:: ACTION ITEM ::
According to the text on OpScript changes below, which environment variable selects the older Lua 5.1 implementation, and what value must it be set to?

Support for the OpScript legacy API has been removed. This API was available by default in some alpha releases of Katana 2.0v1, but has been disabled by default since then.

OpScript nodes have been upgraded to use LuaJIT 2.1.0 as their Lua interpreter, which should result in general performance improvements as well as laying the foundation for future improvements. The change should be generally transparent, however the previous OpScript implementation based on Lua 5.1 is still available should you encounter issues with the LuaJIT-based one. This implementation can be selected by setting the environment variable KATANA_OPSCRIPT_INTERPRETER to Lua_5_1.

LuaJIT follows the Lua 5.1 language standard more strictly, and some Lua 5.0 constructs that were grandfathered into Lua 5.1 are not available in LuaJIT. These are:

  • the math.mod() function; use math.fmod() or the % operator instead.

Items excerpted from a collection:

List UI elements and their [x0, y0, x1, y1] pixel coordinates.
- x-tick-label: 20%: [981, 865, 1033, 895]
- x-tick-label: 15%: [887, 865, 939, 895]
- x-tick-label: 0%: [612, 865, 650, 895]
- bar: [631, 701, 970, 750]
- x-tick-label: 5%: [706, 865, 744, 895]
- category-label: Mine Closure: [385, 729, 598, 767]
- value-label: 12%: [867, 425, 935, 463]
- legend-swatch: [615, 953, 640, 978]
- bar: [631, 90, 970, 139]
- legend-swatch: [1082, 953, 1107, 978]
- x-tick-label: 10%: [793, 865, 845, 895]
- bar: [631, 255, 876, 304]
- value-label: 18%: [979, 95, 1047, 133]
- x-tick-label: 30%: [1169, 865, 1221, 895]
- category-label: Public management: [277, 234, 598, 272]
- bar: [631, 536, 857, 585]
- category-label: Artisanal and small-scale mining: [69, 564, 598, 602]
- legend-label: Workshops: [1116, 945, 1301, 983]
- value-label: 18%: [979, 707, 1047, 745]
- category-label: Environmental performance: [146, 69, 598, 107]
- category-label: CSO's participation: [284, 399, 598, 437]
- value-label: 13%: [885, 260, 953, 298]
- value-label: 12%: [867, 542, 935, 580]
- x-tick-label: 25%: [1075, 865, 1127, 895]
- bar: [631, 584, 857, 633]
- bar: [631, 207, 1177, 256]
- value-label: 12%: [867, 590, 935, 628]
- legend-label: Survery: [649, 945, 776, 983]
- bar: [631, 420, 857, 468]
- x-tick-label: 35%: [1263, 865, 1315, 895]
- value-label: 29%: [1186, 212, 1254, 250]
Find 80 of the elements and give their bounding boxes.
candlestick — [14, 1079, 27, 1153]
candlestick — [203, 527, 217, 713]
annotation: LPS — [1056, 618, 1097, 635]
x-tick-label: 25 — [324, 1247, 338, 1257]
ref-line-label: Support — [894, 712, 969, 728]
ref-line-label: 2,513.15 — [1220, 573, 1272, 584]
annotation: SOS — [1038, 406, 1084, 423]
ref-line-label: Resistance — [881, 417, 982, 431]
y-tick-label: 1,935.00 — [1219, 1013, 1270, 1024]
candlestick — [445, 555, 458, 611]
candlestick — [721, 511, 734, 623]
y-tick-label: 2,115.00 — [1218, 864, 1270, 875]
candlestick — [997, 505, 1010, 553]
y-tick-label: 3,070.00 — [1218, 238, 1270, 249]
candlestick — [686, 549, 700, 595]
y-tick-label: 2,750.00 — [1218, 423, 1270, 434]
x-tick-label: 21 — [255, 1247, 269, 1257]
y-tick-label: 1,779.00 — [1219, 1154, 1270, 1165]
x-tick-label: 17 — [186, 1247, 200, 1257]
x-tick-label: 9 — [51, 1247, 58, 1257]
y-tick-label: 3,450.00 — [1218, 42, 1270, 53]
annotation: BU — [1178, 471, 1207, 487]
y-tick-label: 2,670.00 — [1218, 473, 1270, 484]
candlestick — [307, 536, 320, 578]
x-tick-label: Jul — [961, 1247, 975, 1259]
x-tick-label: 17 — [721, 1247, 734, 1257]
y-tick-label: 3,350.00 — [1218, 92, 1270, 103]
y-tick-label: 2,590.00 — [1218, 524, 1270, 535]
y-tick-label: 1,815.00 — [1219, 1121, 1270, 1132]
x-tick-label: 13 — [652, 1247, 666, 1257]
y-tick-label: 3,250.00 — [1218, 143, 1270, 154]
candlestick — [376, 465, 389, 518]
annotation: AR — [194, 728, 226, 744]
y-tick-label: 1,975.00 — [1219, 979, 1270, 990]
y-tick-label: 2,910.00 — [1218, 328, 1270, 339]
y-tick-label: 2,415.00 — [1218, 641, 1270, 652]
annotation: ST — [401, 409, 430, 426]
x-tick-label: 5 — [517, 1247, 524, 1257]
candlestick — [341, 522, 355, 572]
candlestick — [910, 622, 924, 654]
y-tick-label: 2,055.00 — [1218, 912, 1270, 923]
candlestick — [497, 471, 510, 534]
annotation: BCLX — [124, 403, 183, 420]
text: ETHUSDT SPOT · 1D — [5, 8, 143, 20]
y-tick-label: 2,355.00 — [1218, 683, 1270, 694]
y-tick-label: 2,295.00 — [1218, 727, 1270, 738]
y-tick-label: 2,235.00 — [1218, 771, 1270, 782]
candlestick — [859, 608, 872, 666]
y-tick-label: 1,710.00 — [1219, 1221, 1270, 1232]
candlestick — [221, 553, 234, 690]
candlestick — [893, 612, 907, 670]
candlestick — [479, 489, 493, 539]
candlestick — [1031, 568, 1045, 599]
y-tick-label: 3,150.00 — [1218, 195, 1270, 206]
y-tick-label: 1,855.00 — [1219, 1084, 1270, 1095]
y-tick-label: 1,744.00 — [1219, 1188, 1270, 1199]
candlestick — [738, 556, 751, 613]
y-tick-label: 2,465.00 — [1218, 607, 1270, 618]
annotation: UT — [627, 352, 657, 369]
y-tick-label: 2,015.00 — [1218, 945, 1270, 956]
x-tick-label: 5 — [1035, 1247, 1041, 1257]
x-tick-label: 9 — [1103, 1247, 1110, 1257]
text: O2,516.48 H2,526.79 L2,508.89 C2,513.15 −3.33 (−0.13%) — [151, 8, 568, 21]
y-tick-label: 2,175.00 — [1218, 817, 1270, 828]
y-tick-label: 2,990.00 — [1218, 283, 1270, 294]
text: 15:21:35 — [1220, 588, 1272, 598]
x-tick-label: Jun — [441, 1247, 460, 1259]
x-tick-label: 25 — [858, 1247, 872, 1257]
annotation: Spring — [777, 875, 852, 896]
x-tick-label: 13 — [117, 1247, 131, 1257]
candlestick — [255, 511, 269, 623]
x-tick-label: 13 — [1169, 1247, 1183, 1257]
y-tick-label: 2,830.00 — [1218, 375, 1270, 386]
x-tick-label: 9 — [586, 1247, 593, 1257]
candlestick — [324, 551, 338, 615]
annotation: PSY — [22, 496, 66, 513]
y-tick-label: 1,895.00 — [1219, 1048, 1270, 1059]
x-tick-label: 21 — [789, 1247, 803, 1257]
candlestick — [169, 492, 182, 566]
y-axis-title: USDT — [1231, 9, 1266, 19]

:: WRITTEN RESPONSE ::
KATANA_OPSCRIPT_INTERPRETER, set to Lua_5_1.